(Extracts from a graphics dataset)
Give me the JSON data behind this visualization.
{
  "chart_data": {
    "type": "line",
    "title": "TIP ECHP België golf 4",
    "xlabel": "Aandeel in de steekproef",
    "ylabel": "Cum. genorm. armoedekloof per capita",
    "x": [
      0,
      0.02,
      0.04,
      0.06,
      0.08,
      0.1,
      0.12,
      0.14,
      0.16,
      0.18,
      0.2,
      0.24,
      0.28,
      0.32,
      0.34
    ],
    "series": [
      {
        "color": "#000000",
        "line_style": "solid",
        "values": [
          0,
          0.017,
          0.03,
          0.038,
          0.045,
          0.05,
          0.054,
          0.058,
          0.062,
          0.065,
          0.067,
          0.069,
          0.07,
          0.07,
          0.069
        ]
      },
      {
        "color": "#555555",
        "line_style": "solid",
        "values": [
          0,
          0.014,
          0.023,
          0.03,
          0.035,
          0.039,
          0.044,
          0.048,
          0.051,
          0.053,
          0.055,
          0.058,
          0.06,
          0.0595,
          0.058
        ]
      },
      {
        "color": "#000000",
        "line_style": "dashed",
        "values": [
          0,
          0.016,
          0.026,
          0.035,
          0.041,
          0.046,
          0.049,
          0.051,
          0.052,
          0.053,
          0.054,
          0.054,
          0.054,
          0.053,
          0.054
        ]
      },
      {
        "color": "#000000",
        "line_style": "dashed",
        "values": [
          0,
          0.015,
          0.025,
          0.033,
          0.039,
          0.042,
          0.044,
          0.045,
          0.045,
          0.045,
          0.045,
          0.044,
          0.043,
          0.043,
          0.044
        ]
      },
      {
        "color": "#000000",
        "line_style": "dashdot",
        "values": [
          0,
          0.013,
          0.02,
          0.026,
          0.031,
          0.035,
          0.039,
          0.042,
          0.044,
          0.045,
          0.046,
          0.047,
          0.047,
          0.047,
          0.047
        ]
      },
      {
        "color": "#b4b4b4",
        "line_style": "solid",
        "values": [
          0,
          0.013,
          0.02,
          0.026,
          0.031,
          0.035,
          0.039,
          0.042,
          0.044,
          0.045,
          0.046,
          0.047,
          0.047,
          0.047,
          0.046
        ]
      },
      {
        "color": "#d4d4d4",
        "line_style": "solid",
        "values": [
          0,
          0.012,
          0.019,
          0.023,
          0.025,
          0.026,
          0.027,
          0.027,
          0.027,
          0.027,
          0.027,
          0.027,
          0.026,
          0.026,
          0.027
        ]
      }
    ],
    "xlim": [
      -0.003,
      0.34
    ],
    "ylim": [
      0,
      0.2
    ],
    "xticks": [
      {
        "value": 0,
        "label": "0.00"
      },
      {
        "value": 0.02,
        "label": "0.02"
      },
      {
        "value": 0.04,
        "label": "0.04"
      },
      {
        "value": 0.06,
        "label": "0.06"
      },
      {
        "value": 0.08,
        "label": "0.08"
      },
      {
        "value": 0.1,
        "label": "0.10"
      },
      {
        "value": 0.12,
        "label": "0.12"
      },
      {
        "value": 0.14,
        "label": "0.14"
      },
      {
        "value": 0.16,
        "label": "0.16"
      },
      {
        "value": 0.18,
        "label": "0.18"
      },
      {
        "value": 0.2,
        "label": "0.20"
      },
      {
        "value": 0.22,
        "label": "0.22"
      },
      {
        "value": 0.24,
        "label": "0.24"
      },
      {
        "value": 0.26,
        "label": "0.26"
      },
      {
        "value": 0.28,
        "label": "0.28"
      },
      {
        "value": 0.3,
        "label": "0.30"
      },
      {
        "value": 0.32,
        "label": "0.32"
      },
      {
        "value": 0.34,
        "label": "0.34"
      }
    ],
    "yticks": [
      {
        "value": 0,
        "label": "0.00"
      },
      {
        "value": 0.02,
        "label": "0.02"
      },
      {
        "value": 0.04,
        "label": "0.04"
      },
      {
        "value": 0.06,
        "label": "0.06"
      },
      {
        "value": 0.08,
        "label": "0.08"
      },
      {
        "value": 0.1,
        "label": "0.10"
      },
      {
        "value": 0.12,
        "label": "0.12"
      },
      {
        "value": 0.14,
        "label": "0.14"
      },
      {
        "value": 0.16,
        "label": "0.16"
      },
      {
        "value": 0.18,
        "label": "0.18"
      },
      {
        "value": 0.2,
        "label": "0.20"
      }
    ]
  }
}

**EXERCISE:**
Reproduce the records above exactly as they appear.

**THE ANSWER:**
Give me the JSON data behind this visualization.
{
  "chart_data": {
    "type": "line",
    "title": "TIP ECHP België golf 4",
    "xlabel": "Aandeel in de steekproef",
    "ylabel": "Cum. genorm. armoedekloof per capita",
    "x": [
      0,
      0.02,
      0.04,
      0.06,
      0.08,
      0.1,
      0.12,
      0.14,
      0.16,
      0.18,
      0.2,
      0.24,
      0.28,
      0.32,
      0.34
    ],
    "series": [
      {
        "color": "#000000",
        "line_style": "solid",
        "values": [
          0,
          0.017,
          0.03,
          0.038,
          0.045,
          0.05,
          0.054,
          0.058,
          0.062,
          0.065,
          0.067,
          0.069,
          0.07,
          0.07,
          0.069
        ]
      },
      {
        "color": "#555555",
        "line_style": "solid",
        "values": [
          0,
          0.014,
          0.023,
          0.03,
          0.035,
          0.039,
          0.044,
          0.048,
          0.051,
          0.053,
          0.055,
          0.058,
          0.06,
          0.0595,
          0.058
        ]
      },
      {
        "color": "#000000",
        "line_style": "dashed",
        "values": [
          0,
          0.016,
          0.026,
          0.035,
          0.041,
          0.046,
          0.049,
          0.051,
          0.052,
          0.053,
          0.054,
          0.054,
          0.054,
          0.053,
          0.054
        ]
      },
      {
        "color": "#000000",
        "line_style": "dashed",
        "values": [
          0,
          0.015,
          0.025,
          0.033,
          0.039,
          0.042,
          0.044,
          0.045,
          0.045,
          0.045,
          0.045,
          0.044,
          0.043,
          0.043,
          0.044
        ]
      },
      {
        "color": "#000000",
        "line_style": "dashdot",
        "values": [
          0,
          0.013,
          0.02,
          0.026,
          0.031,
          0.035,
          0.039,
          0.042,
          0.044,
          0.045,
          0.046,
          0.047,
          0.047,
          0.047,
          0.047
        ]
      },
      {
        "color": "#b4b4b4",
        "line_style": "solid",
        "values": [
          0,
          0.013,
          0.02,
          0.026,
          0.031,
          0.035,
          0.039,
          0.042,
          0.044,
          0.045,
          0.046,
          0.047,
          0.047,
          0.047,
          0.046
        ]
      },
      {
        "color": "#d4d4d4",
        "line_style": "solid",
        "values": [
          0,
          0.012,
          0.019,
          0.023,
          0.025,
          0.026,
          0.027,
          0.027,
          0.027,
          0.027,
          0.027,
          0.027,
          0.026,
          0.026,
          0.027
        ]
      }
    ],
    "xlim": [
      -0.003,
      0.34
    ],
    "ylim": [
      0,
      0.2
    ],
    "xticks": [
      {
        "value": 0,
        "label": "0.00"
      },
      {
        "value": 0.02,
        "label": "0.02"
      },
      {
        "value": 0.04,
        "label": "0.04"
      },
      {
        "value": 0.06,
        "label": "0.06"
      },
      {
        "value": 0.08,
        "label": "0.08"
      },
      {
        "value": 0.1,
        "label": "0.10"
      },
      {
        "value": 0.12,
        "label": "0.12"
      },
      {
        "value": 0.14,
        "label": "0.14"
      },
      {
        "value": 0.16,
        "label": "0.16"
      },
      {
        "value": 0.18,
        "label": "0.18"
      },
      {
        "value": 0.2,
        "label": "0.20"
      },
      {
        "value": 0.22,
        "label": "0.22"
      },
      {
        "value": 0.24,
        "label": "0.24"
      },
      {
        "value": 0.26,
        "label": "0.26"
      },
      {
        "value": 0.28,
        "label": "0.28"
      },
      {
        "value": 0.3,
        "label": "0.30"
      },
      {
        "value": 0.32,
        "label": "0.32"
      },
      {
        "value": 0.34,
        "label": "0.34"
      }
    ],
    "yticks": [
      {
        "value": 0,
        "label": "0.00"
      },
      {
        "value": 0.02,
        "label": "0.02"
      },
      {
        "value": 0.04,
        "label": "0.04"
      },
      {
        "value": 0.06,
        "label": "0.06"
      },
      {
        "value": 0.08,
        "label": "0.08"
      },
      {
        "value": 0.1,
        "label": "0.10"
      },
      {
        "value": 0.12,
        "label": "0.12"
      },
      {
        "value": 0.14,
        "label": "0.14"
      },
      {
        "value": 0.16,
        "label": "0.16"
      },
      {
        "value": 0.18,
        "label": "0.18"
      },
      {
        "value": 0.2,
        "label": "0.20"
      }
    ]
  }
}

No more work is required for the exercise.